WHAT YOU HAVE TO DO
Read the lines that follow and pick out every one containing the word "from".

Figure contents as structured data
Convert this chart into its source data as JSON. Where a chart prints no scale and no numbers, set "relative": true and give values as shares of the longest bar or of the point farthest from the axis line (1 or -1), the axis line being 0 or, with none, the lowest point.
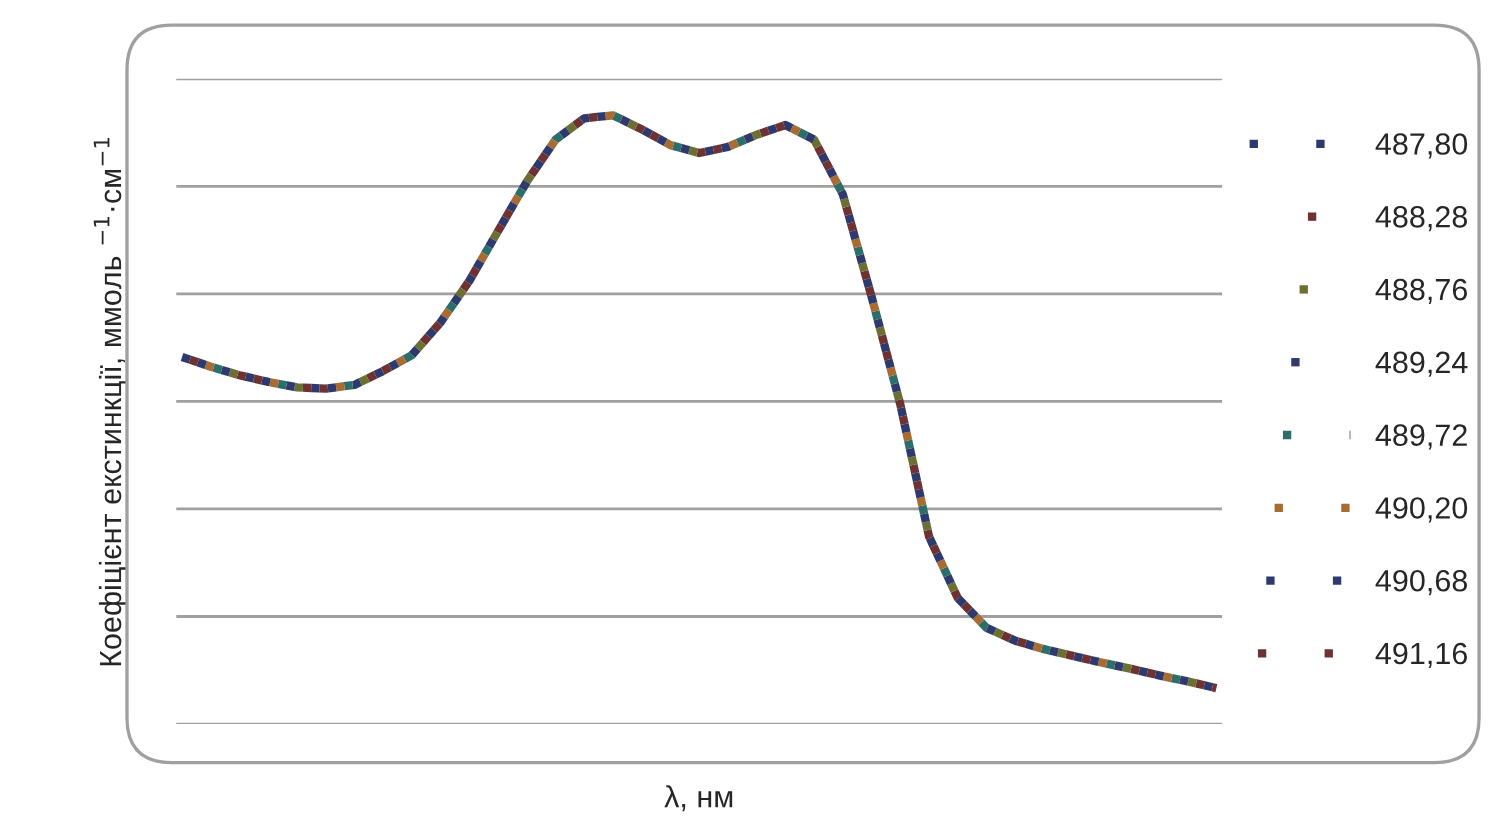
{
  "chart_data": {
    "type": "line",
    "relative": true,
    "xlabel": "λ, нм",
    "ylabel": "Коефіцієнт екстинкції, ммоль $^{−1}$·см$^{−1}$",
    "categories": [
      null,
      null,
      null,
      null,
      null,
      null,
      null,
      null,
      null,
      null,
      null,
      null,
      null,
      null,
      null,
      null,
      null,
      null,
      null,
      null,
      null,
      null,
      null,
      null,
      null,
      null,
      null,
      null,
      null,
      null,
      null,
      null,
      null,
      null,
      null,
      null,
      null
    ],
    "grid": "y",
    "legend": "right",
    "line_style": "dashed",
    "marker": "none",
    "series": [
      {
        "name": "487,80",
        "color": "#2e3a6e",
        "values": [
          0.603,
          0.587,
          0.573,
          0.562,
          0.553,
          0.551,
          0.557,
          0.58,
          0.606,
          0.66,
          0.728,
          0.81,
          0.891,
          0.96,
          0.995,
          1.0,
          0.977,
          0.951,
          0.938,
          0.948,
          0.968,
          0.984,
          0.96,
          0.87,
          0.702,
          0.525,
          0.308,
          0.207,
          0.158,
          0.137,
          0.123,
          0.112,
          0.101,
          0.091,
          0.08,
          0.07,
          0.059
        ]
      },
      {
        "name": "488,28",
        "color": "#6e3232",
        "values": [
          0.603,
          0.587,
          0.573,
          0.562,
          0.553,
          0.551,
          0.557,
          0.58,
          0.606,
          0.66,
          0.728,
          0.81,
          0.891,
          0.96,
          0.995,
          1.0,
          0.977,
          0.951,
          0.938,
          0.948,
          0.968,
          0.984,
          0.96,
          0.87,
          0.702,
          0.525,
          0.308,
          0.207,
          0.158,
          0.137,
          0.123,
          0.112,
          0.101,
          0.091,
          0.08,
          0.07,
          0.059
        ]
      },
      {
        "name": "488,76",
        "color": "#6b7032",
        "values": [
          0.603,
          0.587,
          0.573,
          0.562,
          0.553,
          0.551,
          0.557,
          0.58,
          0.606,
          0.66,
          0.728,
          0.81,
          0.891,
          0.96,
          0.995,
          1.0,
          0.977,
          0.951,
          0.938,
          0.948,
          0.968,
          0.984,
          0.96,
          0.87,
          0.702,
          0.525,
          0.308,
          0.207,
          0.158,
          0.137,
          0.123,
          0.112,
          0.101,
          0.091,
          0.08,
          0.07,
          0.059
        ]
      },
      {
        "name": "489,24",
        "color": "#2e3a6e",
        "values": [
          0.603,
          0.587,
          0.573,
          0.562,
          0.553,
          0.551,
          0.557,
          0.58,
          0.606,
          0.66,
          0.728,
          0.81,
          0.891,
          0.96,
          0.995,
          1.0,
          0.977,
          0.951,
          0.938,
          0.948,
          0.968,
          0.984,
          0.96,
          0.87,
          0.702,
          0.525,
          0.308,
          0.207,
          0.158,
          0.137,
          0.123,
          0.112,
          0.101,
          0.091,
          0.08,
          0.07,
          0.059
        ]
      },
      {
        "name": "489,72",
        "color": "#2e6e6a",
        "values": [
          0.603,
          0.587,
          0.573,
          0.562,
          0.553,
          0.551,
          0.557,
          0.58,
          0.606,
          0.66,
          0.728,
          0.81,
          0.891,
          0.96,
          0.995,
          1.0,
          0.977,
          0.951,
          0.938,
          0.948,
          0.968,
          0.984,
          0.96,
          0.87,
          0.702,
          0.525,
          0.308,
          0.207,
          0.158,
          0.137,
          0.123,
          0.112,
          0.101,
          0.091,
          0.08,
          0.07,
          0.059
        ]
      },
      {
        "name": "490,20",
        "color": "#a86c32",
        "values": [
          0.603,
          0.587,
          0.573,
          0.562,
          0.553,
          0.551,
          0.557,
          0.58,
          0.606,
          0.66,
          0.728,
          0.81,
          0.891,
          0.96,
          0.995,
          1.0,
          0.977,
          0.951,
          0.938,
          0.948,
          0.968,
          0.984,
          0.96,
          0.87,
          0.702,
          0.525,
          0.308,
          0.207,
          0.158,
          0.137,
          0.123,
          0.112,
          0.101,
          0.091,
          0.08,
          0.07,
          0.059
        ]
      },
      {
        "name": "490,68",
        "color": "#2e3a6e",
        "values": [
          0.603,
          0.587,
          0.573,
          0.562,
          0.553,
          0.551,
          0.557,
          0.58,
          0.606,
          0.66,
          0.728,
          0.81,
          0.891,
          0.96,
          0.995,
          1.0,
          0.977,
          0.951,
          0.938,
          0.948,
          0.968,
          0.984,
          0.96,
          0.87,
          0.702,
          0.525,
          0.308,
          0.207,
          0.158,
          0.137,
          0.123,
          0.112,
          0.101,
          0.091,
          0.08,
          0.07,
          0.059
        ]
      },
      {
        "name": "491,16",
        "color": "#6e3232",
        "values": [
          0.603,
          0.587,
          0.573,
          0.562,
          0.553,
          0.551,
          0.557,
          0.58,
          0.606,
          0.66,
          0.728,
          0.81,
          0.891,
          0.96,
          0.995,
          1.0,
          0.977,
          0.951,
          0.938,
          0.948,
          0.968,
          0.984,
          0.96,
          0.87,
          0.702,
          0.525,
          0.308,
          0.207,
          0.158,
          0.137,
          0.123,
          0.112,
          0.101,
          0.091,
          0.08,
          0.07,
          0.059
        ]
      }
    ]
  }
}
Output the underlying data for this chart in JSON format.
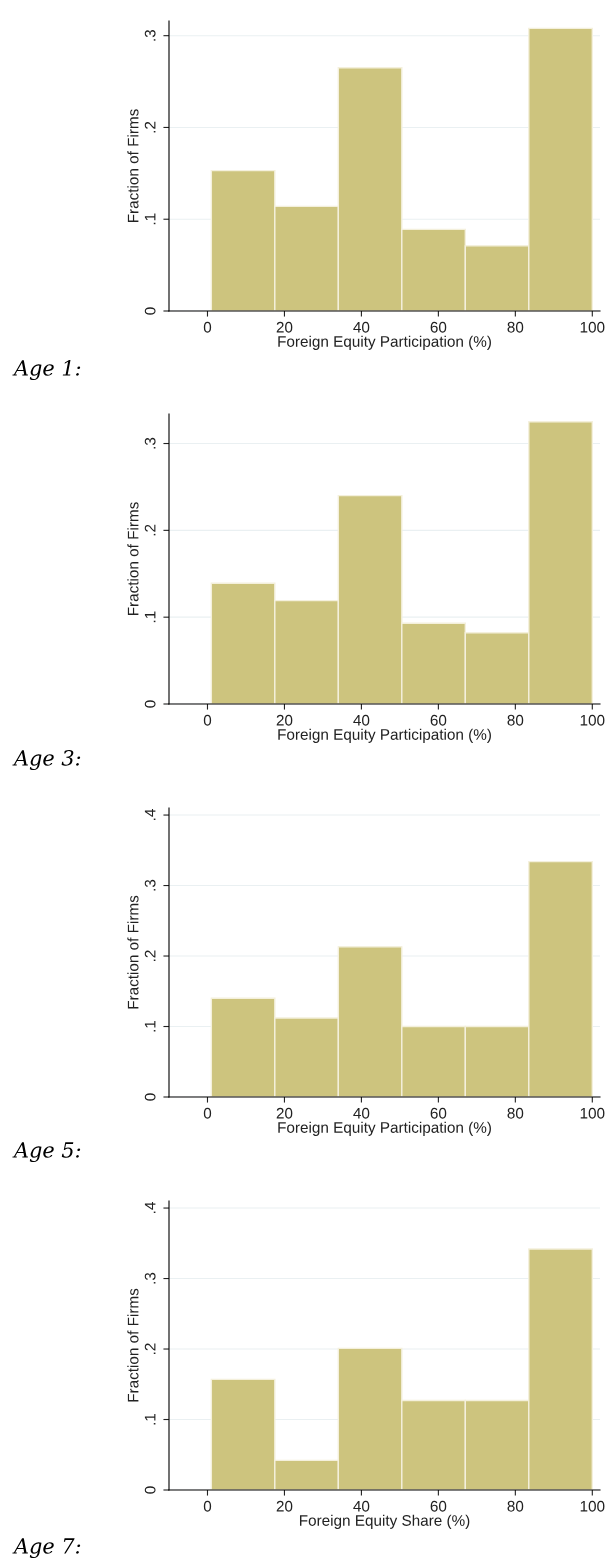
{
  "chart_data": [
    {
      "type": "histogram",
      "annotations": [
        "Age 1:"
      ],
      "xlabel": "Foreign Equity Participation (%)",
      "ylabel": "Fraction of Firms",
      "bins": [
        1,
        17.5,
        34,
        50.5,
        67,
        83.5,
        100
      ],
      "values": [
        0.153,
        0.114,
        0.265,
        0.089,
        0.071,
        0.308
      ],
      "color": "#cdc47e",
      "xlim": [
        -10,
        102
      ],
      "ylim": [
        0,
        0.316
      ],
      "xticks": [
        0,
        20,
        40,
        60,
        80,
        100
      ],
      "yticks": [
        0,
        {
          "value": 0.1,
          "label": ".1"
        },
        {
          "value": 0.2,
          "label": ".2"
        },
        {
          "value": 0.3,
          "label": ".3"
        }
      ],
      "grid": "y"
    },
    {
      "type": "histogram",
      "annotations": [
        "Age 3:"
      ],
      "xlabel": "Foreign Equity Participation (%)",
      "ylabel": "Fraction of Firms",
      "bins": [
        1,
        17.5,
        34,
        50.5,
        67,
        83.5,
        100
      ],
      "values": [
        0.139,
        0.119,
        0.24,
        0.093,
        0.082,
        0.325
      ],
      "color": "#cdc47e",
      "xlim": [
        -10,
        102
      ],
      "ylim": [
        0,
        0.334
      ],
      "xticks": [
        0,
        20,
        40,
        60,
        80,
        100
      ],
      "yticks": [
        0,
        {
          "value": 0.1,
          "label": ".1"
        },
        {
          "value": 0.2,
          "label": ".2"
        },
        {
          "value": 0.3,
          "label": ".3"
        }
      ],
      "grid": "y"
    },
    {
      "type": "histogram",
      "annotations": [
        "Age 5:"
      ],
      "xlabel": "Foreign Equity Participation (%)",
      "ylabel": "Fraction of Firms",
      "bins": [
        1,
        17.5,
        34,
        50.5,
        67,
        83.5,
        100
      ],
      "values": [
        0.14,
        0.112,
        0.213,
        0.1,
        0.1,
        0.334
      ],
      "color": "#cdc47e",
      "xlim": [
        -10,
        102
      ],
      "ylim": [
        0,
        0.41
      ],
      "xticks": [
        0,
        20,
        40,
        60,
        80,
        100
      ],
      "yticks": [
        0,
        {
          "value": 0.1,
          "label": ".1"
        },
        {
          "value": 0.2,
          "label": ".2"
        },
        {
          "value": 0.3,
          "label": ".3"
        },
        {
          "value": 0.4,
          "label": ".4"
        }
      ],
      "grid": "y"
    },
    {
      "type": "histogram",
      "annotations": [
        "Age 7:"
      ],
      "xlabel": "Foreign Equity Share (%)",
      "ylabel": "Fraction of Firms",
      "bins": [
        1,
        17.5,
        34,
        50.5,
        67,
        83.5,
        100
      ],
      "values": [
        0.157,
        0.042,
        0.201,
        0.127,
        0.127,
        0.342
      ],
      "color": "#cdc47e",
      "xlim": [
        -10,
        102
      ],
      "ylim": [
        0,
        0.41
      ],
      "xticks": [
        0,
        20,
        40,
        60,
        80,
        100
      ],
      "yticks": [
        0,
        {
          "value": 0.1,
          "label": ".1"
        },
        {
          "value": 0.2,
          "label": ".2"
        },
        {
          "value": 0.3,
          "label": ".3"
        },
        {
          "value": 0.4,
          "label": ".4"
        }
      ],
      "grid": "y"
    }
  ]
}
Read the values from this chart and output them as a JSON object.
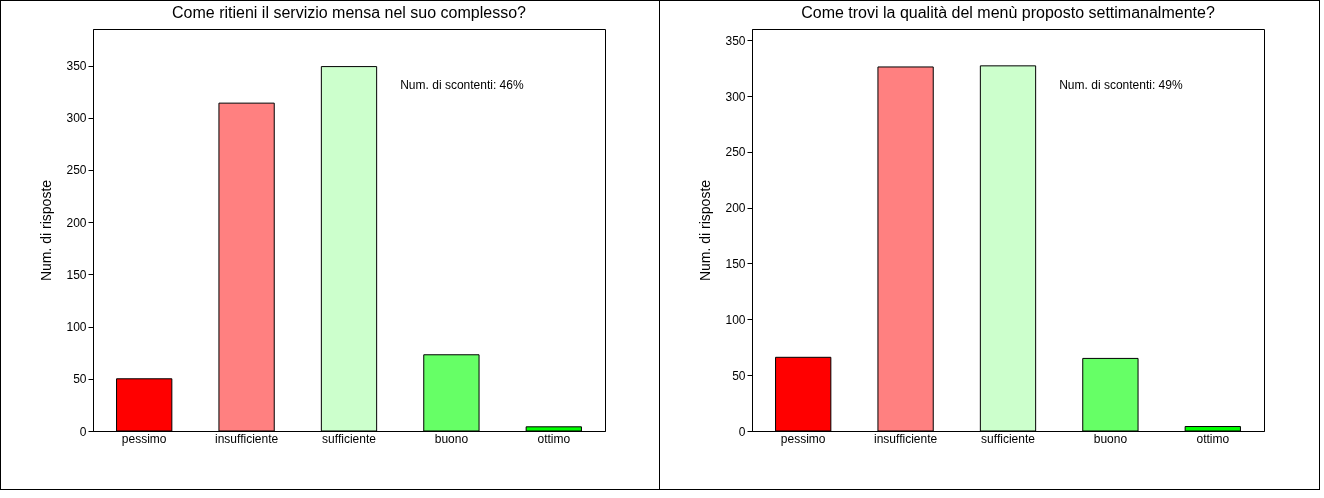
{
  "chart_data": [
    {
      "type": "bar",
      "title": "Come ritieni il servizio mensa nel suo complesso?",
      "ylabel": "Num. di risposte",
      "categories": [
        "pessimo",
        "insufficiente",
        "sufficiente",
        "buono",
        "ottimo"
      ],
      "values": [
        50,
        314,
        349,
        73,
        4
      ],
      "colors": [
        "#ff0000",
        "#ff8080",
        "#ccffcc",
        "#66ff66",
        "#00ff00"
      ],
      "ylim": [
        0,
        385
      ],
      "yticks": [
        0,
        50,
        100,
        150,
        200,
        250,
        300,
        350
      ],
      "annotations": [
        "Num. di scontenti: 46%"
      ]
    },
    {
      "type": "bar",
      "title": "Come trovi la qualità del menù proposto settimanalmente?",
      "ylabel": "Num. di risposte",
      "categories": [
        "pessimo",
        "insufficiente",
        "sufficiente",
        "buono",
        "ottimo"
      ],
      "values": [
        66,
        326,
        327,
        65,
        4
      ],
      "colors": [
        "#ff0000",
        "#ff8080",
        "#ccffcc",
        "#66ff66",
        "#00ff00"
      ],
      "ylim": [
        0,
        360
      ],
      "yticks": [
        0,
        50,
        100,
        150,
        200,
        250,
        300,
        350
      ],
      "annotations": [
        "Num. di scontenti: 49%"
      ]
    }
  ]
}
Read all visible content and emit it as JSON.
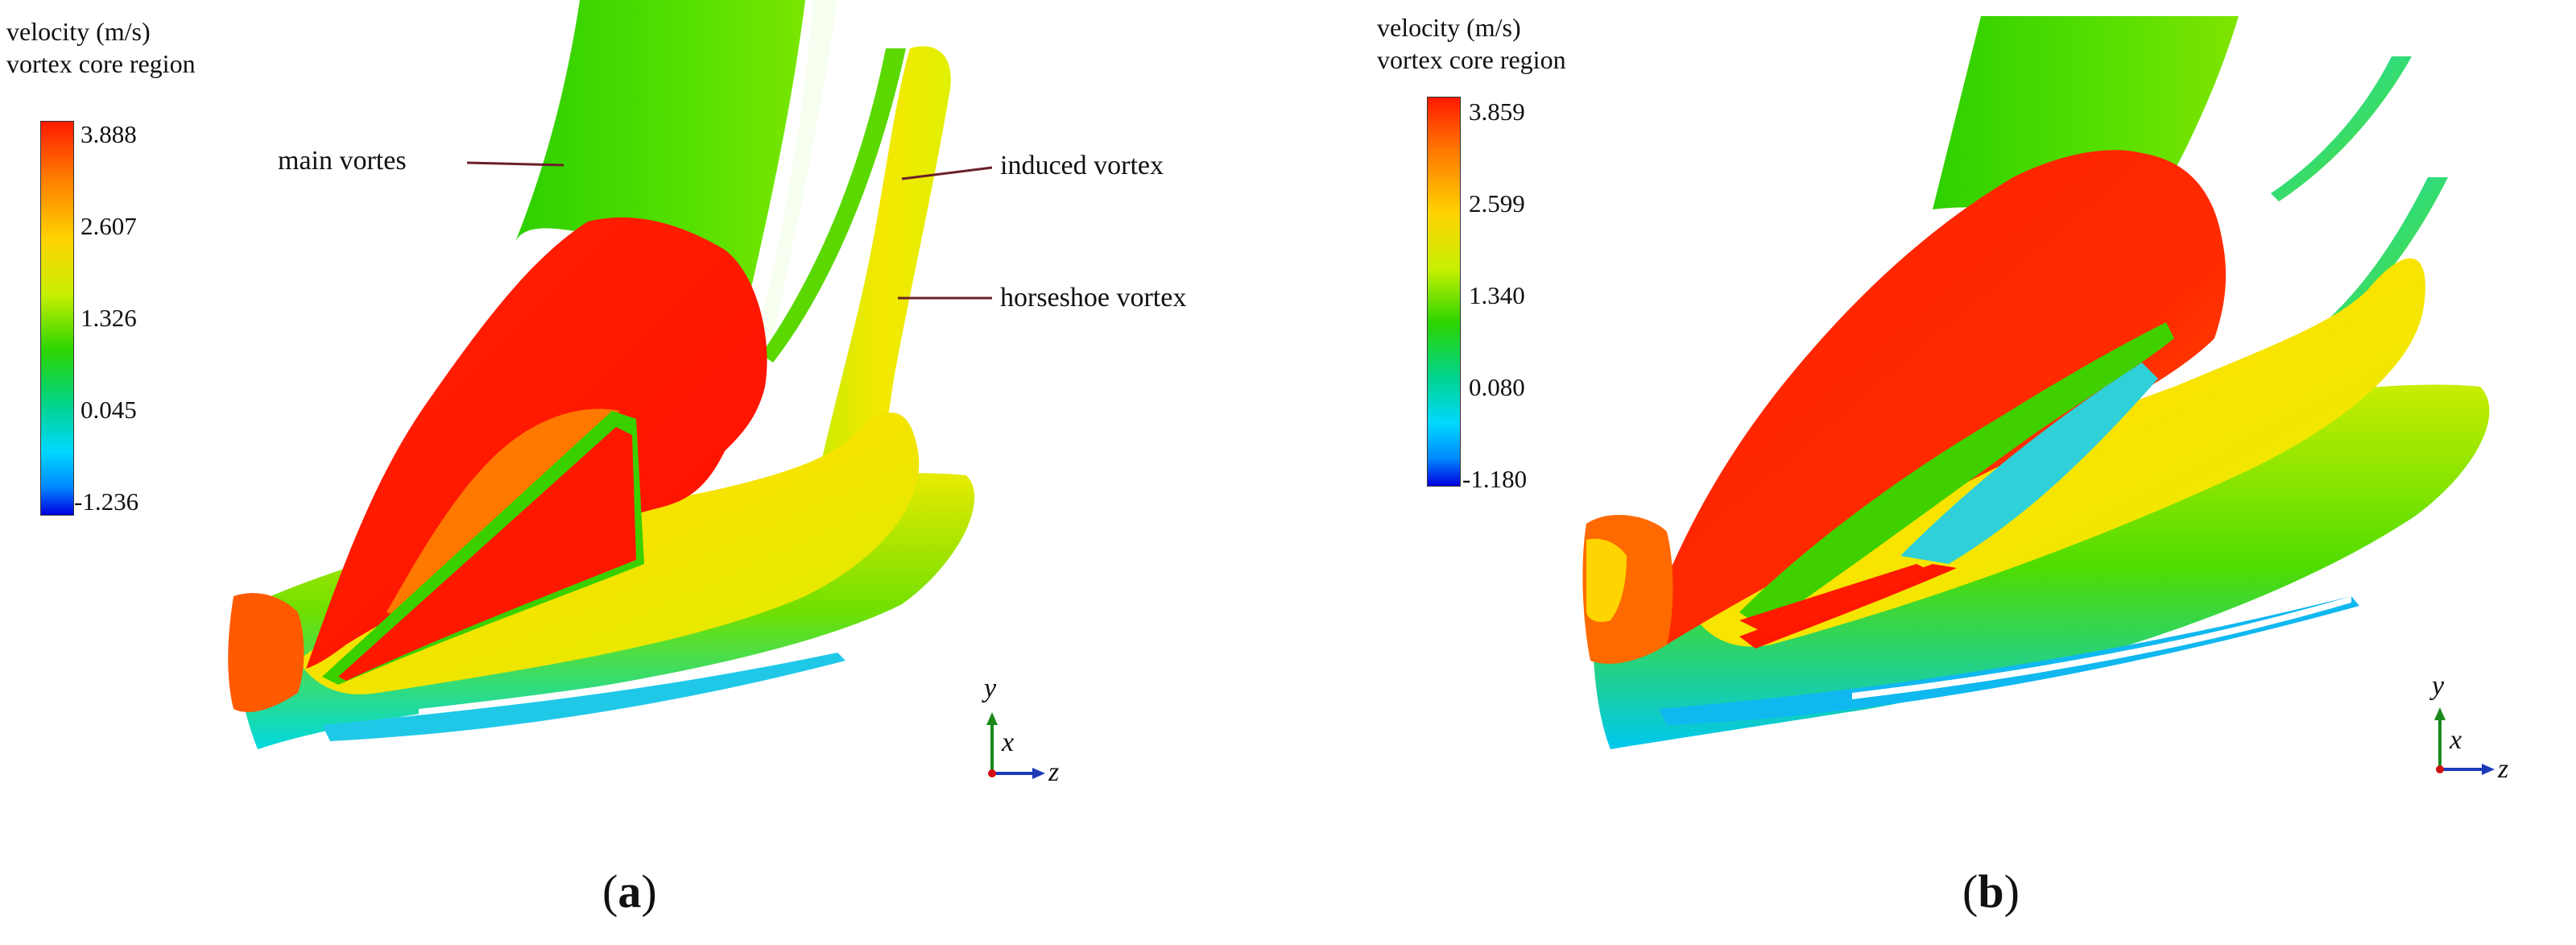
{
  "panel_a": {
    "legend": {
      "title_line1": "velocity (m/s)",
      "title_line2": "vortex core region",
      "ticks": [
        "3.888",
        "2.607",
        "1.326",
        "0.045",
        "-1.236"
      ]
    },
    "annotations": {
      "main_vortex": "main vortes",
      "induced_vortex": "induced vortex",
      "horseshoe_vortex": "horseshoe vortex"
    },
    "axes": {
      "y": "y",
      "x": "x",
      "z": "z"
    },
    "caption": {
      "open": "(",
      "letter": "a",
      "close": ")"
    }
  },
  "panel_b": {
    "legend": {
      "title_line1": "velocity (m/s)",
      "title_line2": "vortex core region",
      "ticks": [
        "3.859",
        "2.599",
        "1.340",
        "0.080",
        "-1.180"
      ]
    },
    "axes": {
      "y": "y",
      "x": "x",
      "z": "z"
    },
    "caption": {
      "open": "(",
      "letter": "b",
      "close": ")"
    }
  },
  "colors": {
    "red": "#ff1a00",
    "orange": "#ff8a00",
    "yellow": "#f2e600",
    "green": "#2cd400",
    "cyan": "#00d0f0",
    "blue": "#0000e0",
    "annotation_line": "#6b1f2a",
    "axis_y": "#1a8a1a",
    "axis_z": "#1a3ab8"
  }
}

ANSWER FOR THE TASK
Convert this chart into its source data as JSON. Where a chart prints no scale and no numbers, set "relative": true and give values as shares of the longest bar or of the point farthest from the axis line (1 or -1), the axis line being 0 or, with none, the lowest point.
Read the values from this chart and output them as a JSON object.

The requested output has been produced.